### COMPLETE THE FOLLOWING
[a] Name every river in Baraga County that the coaster brook trout article expects to include in the recommendation.
[b] Return the part of the coaster brook trout article from "The Michigan streams" to "in Baraga County.", unchanged.
[c] Resume the article on coaster brook trout after its final sentence.

### PAGE EXTRACT
■ ■ ■ ■ ■
Proposed rules boost coaster brook trout
MARQUETTE – New restrictions on trout fishing along the lower reaches of eight streams in Marquette and Baraga counties are being proposed to try to help revitalize coaster brook trout populations in Lake Superior tributaries.
Coaster brook trout live in Lake Superior and spawn in tributaries. The large fish once occurred in more than 100 Lake Superior tributaries, but were highly vulnerable to overfishing.
One source said streams within 30 miles of Marquette were fished out by the end of the Civil War. Today, the Salmon Trout River in Marquette County is often cited as the only remaining stream on the south shore of Lake Superior with a significant population of coasters. Those fish are protected with a shortened season, 18-inch minimum size limit and single fish daily bag limit.
The new regulations would be part of an effort to develop populations in tributaries elsewhere along the Lake Superior shoreline over the two-county area.
“The coaster rehabilitation initiative has received a lot of support when presented to sportfishing groups and the public,” said Phil Schneeberger, Michigan Department of Natural Resources Lake Superior Basin Coordinator in Marquette. “The recommendation will be to impose special regulations conducive to coaster rehabilitation on eight stream segments.”
The special regulation would limit anglers to a one fish daily bag limit, with a 20-inch minimum size requirement for brook trout.
“Similar efforts in Minnesota and Ontario tributaries to Lake Superior have resulted in rehabilitation of coaster numbers, and we think this approach has the best chance for successfully rehabilitating coaster brook trout populations in Michigan,” said Troy Zorn, a fisheries research biologist at the Marquette Fisheries Research Station.
The Michigan streams expected to be included in the recommendation are the Iron, Big Huron, Little Huron and Big Garlic rivers in Marquette County and the Silver, Slate, Big Huron, Ravine and Pilgrim rivers in Baraga County.
Only specifically defined segments of the streams would have the special regulations. Those segments would be in the lower portions of streams, protecting fish that venture into the streams near river mouths. Currently, regulations dictate a 7-inch minimum size requirement for brook trout in those streams, with a five-fish per day bag limit.
“Our assumption is that fishing mortality in streams may be hindering rehabilitation of coaster brook trout in Michigan tributaries to Lake Superior,” Zorn said.
That assumption is based on spawning migrations of brook trout into the Salmon Trout River and Ontario tributaries begins in mid-July; minimum size limits on most Michigan tributaries to Lake Superior are 7 or 8 inches and because brook trout are aggressive and readily caught by anglers.
The DNR is proposing to put the regulations in place for 10 years. The recommendation is expected to be presented at the March 2015 meeting of the Michigan Natural Resources Commission.
■ ■ ■ ■ ■
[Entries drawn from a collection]
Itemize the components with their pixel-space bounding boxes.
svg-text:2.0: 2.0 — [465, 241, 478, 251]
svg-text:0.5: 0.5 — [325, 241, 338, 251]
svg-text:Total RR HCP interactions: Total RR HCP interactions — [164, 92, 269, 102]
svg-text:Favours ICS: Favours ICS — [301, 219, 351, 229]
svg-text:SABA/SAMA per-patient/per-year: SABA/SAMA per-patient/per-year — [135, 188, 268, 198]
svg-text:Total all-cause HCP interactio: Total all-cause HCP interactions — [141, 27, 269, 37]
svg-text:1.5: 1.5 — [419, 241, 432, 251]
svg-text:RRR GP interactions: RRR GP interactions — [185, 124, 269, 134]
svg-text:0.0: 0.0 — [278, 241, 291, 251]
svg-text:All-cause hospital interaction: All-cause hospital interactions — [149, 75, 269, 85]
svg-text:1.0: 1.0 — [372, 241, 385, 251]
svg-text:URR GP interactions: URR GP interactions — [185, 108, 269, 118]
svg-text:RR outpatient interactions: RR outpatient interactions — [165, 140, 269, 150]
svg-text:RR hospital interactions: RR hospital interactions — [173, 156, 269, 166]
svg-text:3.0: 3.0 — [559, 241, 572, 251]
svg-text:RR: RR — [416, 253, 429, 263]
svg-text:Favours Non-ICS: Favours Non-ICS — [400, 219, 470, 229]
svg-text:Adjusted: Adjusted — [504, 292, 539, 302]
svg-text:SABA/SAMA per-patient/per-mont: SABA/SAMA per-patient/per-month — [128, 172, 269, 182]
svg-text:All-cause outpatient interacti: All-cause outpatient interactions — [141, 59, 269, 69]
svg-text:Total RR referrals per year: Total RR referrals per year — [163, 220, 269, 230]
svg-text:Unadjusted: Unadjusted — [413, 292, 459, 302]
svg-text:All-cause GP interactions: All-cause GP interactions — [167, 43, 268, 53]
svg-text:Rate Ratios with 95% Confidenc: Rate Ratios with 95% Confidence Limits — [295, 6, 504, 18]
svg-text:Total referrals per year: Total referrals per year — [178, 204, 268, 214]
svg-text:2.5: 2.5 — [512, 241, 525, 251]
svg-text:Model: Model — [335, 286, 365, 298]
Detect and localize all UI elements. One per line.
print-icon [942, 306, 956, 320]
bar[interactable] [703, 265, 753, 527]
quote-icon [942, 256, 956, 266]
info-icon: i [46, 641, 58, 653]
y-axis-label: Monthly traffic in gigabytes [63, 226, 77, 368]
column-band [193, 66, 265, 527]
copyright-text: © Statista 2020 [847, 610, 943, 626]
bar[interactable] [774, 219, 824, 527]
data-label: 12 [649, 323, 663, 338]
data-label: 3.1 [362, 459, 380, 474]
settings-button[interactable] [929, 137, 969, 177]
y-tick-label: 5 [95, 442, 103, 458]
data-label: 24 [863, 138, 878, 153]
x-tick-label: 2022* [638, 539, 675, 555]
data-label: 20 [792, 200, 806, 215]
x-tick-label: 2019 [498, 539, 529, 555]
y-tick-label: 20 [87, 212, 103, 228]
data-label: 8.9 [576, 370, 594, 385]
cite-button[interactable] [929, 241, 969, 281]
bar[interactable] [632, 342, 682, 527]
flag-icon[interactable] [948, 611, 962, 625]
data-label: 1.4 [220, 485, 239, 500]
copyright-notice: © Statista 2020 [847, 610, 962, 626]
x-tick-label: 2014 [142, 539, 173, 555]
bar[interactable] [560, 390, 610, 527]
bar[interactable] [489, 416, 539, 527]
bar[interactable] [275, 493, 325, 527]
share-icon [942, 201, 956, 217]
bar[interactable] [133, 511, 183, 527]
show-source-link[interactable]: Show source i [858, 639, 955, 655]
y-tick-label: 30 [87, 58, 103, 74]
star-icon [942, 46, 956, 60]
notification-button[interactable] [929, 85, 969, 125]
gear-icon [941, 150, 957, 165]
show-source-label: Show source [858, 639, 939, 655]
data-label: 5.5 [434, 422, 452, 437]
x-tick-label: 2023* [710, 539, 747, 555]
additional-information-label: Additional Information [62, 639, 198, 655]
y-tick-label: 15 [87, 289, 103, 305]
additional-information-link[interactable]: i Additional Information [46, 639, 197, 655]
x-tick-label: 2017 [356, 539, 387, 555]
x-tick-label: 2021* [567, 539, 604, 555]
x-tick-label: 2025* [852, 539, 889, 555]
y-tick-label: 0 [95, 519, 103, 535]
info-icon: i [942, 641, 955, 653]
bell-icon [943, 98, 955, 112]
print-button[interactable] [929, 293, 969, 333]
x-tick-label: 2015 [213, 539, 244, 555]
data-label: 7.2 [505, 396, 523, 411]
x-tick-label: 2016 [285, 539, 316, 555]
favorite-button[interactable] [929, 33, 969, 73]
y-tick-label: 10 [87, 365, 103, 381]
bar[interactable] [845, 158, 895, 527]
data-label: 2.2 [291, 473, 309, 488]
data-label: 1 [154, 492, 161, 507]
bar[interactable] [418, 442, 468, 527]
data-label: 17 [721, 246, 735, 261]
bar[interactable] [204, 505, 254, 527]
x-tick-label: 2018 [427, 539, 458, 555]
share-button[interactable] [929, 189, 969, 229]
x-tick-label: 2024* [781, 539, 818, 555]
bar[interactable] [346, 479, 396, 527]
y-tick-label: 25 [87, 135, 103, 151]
■ ■ ■ ■ ■
### TASK ANSWERS
[a] Silver, Slate, Big Huron, Ravine, Pilgrim

[b]
The Michigan streams expected to be included in the recommendation are the Iron, Big Huron, Little Huron and Big Garlic rivers in Marquette County and the Silver, Slate, Big Huron, Ravine and Pilgrim rivers in Baraga County.

[c]
“After 10 years, I hope to see age 4 or older brook trout in our fall stream surveys, and/or receive increased reports from anglers catching coaster-sized brook trout in these streams or nearby areas of Lake Superior,” Zorn said. “Large, old brook trout are rarely encountered in Michigan streams, if at all, so increased occurrence of them would likely indicate a positive response of populations to the protective regulations.”
Efforts to restore coaster brook trout in several areas by stocking supposed “coaster” strains of brook trout have largely failed. However, restoration of the trophy fish has been a longstanding priority of U.S, states, Canadian provinces and Native American tribes situated around Lake Superior, Zorn said.
After a decade of regulations in place to protect coaster brook trout in downstream portions of Minnesota tributaries to Lake Superior, coasters were found in fall electrofishing surveys and by anglers fishing for steelhead.
“Coaster numbers in Minnesota are still fairly low, but biologists think Minnesota’s coaster populations historically were low due to a limited shallow water habitat offshore from river mouths and dense lake trout populations in the area,” Zorn said.
Genetic analysis of rehabilitated Minnesota coaster brook trout has shown that they originated from native brook trout stocks rather than “coaster” strains previously stocked in Minnesota waters.
“These findings suggest that the potential for the migratory (coaster) life history form of brook trout resides within the genetics of our existing populations, and a low mortality environment (in the lake and stream) is needed for that coaster life history to be expressed and flourish,” Zorn said. “It is notable that the only coaster populations in Michigan are in relatively inaccessible waters (Salmon Trout River and Isle Royale). Both populations persist under protective regulations.”